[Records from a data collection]
.....
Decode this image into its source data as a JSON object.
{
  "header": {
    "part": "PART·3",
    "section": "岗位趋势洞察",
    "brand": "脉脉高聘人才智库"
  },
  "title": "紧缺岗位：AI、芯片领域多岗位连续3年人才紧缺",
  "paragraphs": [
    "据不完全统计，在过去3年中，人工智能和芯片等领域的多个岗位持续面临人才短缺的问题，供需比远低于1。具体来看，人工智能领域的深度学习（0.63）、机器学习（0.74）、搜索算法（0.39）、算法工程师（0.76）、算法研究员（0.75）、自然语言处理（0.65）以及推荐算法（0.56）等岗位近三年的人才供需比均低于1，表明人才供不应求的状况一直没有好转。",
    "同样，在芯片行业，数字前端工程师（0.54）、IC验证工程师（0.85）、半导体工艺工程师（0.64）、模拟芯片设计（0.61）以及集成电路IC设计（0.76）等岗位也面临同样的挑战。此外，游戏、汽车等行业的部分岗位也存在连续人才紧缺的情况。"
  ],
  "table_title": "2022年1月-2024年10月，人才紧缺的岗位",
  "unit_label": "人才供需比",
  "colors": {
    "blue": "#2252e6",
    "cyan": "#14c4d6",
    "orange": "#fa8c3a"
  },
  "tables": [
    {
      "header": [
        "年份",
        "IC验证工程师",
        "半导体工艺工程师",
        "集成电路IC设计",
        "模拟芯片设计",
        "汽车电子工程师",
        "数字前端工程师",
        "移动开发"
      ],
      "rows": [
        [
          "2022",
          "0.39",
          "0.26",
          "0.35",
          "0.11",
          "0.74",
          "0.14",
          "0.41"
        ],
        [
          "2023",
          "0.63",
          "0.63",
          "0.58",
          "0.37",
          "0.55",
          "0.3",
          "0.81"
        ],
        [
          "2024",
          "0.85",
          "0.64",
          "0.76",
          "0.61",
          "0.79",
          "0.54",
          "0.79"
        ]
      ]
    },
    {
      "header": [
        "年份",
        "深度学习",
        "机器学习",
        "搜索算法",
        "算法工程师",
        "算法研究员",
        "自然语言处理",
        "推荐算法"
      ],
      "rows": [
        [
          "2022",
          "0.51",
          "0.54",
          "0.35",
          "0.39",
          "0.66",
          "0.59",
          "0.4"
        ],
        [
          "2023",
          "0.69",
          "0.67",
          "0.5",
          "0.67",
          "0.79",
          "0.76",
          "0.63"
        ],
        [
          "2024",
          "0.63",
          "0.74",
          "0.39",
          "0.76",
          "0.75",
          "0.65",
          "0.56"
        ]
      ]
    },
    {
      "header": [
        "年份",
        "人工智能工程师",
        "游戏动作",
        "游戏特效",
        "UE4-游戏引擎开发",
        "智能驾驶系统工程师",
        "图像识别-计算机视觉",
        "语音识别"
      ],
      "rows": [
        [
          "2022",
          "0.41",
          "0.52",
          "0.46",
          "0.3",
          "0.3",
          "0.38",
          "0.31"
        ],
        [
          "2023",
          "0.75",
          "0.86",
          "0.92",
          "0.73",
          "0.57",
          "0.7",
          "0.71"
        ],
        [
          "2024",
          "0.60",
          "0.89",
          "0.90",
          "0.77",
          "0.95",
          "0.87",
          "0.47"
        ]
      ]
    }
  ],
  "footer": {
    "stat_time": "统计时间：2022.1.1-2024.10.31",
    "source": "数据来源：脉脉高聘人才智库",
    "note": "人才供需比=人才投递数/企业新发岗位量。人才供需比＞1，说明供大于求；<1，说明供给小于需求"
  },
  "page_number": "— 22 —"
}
.....
Copy out every line that includes the word "source".

Answer to the task ->
Decode this image into its source data as a JSON object.
    "source": "数据来源：脉脉高聘人才智库",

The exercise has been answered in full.